--- start of Provided data ---

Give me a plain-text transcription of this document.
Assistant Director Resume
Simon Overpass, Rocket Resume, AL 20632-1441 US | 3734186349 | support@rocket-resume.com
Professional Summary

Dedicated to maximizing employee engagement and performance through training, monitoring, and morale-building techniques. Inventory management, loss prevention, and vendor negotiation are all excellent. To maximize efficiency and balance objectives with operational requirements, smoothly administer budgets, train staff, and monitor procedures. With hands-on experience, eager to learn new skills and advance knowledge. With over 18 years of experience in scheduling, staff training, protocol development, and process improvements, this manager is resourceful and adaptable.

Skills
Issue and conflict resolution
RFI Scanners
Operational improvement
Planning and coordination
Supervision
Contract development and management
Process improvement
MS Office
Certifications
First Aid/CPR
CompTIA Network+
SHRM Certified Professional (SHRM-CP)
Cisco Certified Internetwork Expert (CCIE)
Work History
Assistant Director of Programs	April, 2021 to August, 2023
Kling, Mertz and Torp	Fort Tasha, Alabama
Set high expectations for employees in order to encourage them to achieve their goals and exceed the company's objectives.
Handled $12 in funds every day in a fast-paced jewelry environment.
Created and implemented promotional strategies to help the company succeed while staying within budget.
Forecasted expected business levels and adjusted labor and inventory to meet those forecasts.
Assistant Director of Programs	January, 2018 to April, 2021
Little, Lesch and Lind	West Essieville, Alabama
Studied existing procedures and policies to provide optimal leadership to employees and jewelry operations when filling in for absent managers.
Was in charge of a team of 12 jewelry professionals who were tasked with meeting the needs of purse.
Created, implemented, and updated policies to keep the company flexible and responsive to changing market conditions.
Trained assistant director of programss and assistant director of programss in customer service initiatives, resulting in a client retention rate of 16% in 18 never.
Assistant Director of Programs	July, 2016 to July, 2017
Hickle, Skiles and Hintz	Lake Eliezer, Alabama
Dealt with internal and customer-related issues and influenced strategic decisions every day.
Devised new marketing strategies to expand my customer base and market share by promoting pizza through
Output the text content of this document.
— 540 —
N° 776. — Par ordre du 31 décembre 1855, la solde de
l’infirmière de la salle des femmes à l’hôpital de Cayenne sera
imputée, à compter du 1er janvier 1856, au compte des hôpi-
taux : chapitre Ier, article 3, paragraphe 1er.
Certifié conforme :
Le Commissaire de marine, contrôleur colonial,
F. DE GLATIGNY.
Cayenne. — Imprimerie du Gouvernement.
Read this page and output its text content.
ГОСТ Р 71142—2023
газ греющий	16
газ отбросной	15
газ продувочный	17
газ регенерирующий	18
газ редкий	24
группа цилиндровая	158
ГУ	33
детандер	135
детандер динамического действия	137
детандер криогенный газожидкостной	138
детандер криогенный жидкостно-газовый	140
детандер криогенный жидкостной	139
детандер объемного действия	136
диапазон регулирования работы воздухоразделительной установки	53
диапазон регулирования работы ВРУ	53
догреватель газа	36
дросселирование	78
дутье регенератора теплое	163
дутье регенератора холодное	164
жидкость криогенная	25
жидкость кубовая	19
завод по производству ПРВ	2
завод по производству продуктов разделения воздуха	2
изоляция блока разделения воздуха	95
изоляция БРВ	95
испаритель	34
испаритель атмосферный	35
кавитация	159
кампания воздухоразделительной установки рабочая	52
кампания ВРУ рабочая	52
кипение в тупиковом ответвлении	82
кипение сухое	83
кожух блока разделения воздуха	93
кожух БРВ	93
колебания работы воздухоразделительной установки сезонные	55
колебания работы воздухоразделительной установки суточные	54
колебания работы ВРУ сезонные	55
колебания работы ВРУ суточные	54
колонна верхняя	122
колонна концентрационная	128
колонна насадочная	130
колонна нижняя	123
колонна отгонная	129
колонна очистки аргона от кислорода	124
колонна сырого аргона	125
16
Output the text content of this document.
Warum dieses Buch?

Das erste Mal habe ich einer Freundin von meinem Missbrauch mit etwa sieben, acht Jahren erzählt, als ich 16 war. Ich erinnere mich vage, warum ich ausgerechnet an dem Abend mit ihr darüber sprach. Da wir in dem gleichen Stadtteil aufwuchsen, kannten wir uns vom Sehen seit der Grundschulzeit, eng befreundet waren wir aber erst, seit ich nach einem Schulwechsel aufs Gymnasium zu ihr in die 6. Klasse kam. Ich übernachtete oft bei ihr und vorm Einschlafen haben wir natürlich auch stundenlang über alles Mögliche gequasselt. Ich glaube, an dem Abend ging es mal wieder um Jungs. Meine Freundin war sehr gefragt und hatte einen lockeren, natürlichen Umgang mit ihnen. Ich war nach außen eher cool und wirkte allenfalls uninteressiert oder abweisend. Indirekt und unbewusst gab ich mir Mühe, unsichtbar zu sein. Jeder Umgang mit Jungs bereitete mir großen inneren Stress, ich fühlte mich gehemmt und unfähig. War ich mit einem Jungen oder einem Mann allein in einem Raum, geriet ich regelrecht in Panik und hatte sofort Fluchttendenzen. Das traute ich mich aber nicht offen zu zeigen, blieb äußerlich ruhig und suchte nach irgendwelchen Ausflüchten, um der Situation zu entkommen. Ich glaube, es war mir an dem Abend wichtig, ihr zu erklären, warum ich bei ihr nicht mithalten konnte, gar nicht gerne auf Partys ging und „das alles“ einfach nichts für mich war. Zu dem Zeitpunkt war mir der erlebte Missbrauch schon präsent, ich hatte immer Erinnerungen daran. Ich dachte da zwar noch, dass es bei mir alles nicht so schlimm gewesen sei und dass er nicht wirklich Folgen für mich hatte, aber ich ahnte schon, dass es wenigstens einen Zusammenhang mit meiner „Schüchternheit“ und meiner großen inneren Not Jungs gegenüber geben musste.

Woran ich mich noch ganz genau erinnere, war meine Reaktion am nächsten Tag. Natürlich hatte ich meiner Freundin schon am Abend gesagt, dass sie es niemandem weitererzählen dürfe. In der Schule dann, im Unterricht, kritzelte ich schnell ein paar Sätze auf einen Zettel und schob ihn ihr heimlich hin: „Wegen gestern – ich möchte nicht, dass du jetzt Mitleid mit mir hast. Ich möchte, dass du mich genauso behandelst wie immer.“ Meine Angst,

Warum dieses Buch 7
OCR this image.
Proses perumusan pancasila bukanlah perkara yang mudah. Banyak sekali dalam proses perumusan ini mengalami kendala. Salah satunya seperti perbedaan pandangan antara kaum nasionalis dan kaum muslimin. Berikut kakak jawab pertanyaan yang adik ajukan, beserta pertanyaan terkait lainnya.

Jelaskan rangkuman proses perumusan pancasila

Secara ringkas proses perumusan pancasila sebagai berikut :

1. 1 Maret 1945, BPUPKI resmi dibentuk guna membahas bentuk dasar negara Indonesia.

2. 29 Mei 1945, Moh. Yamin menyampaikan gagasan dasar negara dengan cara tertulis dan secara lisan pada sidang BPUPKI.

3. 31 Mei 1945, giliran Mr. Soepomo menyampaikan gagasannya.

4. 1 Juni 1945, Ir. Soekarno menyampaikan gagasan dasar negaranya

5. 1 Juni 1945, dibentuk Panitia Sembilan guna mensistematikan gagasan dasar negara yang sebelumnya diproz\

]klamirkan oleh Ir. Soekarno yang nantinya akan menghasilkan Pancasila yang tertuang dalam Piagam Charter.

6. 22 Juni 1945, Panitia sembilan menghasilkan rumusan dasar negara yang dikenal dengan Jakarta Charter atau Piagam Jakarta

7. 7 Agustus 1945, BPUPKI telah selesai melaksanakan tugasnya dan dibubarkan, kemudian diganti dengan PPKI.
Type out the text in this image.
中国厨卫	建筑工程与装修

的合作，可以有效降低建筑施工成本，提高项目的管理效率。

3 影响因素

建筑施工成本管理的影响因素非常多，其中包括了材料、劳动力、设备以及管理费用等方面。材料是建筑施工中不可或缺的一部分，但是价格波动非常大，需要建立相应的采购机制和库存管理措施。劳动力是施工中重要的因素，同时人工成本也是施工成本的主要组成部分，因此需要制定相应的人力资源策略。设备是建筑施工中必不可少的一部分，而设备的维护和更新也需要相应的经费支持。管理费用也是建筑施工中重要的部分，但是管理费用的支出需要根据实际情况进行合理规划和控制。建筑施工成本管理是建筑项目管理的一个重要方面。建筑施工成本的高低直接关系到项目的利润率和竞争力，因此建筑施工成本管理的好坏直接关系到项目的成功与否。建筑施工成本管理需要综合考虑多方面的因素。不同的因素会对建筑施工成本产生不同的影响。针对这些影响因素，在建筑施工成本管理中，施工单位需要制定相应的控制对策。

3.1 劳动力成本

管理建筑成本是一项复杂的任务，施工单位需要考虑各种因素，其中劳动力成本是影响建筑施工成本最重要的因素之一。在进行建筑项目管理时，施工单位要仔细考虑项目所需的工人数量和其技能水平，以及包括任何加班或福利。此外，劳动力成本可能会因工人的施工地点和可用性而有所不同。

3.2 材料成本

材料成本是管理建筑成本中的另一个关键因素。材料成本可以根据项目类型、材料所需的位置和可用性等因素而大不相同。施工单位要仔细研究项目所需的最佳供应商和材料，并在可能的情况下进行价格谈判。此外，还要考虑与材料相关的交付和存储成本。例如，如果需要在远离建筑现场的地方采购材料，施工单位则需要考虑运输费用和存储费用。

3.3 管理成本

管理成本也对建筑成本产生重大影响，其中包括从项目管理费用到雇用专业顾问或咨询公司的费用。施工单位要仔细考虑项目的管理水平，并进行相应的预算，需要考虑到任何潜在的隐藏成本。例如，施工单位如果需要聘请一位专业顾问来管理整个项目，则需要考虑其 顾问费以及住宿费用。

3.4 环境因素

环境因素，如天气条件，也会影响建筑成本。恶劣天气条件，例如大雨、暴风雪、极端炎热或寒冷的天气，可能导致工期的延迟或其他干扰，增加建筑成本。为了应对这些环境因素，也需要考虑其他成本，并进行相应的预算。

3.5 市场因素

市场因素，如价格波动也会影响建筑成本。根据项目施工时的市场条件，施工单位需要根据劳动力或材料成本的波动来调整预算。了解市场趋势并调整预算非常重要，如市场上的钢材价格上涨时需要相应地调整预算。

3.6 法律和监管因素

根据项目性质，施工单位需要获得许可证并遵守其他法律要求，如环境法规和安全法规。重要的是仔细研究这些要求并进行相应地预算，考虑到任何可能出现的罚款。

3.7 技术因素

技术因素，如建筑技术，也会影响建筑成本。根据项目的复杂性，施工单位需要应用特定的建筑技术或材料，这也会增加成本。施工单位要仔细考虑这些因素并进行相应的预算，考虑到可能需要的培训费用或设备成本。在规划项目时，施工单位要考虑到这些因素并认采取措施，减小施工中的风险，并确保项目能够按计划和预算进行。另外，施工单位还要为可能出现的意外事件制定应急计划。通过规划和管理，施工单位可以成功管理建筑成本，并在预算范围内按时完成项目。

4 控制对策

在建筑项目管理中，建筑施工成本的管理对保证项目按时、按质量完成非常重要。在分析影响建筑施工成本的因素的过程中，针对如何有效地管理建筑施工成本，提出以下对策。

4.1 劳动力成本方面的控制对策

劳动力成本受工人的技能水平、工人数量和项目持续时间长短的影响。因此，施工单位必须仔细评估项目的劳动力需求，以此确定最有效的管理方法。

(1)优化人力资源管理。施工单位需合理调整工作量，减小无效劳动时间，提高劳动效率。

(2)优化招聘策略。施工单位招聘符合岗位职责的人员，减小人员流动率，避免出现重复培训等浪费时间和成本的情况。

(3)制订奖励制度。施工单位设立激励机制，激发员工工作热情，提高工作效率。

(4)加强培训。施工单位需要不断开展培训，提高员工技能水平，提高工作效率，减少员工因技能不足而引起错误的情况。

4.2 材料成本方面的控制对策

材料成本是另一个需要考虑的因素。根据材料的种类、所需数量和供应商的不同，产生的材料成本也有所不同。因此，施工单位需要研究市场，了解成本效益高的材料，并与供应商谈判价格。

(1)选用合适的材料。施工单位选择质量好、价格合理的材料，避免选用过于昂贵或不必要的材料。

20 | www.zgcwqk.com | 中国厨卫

--- end of Provided data ---

Request -> Which lines hold the word "сезонные"? Copy all of them.

The response ->
колебания работы воздухоразделительной установки сезонные	55
колебания работы ВРУ сезонные	55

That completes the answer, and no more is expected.